*AIM*:
Answer with a single number: the count of lines that hold "name".

*INFORMATION GIVEN*:
'''

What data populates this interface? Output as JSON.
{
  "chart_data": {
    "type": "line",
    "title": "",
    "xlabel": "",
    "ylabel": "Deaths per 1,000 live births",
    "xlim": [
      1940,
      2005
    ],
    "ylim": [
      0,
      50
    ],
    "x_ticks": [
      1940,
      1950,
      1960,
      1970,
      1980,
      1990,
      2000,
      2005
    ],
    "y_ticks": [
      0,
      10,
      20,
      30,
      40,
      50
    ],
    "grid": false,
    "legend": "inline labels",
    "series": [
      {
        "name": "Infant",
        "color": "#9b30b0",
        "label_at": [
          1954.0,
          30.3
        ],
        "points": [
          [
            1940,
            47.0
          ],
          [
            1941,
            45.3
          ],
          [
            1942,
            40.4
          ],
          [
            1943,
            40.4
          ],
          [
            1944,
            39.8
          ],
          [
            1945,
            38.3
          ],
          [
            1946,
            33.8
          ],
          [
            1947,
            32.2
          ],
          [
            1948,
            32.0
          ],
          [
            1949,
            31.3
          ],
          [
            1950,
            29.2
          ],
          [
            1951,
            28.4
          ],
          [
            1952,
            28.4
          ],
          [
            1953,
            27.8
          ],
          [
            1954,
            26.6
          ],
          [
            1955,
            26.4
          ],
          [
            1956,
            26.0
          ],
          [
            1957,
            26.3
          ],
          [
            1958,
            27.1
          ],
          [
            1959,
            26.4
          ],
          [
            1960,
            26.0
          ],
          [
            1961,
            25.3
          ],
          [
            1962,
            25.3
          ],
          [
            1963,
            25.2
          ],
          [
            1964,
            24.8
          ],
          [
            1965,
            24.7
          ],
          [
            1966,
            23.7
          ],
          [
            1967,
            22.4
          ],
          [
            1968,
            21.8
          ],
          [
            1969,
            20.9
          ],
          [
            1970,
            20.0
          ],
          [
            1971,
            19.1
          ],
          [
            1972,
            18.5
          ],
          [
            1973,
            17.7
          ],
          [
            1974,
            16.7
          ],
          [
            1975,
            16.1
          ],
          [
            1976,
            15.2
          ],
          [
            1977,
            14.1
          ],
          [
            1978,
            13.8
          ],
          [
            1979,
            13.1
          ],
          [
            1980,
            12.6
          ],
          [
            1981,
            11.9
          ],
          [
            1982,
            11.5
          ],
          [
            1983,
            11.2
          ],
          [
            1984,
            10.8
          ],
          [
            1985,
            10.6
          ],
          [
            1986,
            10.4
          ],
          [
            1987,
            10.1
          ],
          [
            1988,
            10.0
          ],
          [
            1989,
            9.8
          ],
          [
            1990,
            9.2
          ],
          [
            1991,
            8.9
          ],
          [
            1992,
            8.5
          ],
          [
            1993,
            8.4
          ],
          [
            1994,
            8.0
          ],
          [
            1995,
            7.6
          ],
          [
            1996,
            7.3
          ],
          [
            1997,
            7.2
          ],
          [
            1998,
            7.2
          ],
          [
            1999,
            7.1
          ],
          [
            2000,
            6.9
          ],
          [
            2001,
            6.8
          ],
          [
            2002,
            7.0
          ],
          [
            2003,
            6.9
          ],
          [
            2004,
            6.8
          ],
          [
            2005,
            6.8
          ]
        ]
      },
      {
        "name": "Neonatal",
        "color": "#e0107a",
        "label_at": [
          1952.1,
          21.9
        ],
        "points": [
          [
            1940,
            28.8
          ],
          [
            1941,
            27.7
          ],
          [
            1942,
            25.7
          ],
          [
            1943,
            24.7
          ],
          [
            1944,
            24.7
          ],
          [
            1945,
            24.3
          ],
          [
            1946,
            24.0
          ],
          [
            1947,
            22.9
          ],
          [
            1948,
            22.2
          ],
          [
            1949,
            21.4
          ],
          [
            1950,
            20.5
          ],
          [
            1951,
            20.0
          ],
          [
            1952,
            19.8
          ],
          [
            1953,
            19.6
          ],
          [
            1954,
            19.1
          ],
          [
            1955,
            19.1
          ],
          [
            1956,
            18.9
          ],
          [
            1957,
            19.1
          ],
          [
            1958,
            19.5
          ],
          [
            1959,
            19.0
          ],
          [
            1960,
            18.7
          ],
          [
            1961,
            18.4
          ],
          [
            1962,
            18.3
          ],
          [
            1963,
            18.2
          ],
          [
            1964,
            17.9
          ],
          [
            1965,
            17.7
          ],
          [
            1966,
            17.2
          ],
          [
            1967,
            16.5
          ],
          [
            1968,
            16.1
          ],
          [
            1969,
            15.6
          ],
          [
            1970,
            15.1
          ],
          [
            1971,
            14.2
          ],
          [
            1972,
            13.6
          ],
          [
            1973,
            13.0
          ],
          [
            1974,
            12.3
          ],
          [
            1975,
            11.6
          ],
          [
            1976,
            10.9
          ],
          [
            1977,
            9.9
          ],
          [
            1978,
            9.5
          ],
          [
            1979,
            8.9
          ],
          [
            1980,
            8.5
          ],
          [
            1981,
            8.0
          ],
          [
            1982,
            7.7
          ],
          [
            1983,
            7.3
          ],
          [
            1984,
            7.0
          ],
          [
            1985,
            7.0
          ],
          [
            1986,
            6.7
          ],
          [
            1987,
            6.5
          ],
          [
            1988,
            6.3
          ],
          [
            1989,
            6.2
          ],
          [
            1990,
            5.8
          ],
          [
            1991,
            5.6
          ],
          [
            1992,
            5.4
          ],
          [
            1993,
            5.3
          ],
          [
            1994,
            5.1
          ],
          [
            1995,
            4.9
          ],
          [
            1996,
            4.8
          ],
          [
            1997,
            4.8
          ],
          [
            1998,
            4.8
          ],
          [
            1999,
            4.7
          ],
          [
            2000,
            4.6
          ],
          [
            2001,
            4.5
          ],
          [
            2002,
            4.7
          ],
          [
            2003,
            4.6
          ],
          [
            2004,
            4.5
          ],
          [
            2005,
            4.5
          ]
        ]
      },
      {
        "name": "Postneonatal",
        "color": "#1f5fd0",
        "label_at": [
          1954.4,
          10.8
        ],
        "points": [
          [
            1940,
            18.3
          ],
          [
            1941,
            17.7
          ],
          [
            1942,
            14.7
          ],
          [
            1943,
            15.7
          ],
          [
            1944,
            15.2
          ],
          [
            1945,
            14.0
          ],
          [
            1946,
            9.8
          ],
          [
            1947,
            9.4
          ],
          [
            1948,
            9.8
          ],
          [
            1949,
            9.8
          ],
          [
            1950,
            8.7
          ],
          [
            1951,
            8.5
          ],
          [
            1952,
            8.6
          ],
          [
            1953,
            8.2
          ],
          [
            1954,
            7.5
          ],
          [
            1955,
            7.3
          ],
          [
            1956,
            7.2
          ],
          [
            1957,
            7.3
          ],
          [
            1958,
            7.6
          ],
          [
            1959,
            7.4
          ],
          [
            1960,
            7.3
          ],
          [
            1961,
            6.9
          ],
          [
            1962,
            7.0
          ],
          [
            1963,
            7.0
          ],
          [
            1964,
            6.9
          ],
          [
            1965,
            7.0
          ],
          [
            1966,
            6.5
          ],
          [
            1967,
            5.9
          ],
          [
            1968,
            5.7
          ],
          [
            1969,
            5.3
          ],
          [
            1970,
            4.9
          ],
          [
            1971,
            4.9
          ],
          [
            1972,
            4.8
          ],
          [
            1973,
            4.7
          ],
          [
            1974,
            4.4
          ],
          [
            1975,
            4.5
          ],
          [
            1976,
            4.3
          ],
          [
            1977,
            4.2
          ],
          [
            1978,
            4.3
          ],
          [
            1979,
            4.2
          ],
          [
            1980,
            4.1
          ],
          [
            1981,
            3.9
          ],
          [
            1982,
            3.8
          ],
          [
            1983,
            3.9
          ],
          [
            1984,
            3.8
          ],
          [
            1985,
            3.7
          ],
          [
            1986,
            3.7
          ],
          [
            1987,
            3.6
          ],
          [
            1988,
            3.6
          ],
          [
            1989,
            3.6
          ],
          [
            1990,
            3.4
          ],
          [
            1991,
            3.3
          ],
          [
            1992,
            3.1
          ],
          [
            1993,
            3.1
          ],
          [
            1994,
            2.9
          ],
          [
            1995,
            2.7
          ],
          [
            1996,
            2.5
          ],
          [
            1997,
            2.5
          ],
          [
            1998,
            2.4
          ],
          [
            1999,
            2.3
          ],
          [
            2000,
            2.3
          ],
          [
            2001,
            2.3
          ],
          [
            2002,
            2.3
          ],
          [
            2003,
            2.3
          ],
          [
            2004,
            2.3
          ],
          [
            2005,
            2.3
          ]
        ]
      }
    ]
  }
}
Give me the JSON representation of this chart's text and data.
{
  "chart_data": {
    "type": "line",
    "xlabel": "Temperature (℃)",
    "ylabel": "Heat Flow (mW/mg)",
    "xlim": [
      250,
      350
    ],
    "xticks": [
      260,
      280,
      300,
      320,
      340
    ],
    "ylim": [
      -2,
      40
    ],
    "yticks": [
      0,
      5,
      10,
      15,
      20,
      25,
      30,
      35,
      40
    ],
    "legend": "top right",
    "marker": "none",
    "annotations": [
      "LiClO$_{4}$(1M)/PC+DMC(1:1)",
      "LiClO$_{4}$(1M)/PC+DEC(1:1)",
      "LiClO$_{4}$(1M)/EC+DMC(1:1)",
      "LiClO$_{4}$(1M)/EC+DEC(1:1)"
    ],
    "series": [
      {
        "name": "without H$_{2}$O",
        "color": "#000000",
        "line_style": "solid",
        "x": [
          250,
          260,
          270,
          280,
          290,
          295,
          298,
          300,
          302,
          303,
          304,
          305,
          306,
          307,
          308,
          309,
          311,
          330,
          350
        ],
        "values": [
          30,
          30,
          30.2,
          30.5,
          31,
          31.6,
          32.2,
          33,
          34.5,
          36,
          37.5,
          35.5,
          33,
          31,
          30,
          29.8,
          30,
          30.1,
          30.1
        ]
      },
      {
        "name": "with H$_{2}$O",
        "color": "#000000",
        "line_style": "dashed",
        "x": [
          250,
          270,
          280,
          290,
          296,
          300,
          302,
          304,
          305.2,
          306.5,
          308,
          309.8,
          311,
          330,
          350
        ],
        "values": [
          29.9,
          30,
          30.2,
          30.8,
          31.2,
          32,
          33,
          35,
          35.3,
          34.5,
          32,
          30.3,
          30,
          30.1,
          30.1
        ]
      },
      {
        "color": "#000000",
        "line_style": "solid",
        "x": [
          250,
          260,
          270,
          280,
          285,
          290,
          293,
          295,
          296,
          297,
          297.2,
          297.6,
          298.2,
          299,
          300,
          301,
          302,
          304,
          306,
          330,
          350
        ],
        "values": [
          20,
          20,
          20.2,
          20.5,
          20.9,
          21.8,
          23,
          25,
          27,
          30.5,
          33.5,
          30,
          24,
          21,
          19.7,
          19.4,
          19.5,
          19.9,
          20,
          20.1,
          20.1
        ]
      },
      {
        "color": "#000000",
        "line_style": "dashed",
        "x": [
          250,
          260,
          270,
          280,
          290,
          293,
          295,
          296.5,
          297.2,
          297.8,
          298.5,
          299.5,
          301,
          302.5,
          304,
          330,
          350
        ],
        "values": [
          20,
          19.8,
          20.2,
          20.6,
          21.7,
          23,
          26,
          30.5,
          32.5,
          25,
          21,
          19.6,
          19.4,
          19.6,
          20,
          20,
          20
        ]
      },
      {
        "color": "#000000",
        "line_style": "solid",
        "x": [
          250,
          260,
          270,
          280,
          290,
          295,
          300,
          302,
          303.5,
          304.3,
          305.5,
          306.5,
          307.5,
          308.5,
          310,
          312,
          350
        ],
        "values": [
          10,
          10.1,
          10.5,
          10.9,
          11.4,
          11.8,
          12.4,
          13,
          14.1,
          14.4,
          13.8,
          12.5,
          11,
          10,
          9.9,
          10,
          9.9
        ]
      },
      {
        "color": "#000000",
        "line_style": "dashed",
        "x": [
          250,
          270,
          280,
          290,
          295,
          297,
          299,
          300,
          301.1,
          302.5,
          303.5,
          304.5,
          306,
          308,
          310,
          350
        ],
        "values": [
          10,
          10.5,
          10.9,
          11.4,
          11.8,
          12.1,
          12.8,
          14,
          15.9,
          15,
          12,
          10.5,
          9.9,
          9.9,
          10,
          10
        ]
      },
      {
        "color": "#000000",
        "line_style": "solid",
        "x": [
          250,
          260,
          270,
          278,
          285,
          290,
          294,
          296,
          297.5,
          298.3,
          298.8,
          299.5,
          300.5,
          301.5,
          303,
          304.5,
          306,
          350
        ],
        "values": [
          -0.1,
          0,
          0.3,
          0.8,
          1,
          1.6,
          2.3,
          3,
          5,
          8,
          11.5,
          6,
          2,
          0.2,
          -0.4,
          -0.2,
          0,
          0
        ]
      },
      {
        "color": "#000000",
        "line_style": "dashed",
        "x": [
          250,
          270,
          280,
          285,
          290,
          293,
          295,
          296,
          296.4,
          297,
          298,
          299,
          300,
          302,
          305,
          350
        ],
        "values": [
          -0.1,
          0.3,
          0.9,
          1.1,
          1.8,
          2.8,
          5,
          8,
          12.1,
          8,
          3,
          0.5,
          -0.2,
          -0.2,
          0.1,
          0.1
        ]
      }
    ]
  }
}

'''

*RESULT OF THIS TASK*:
5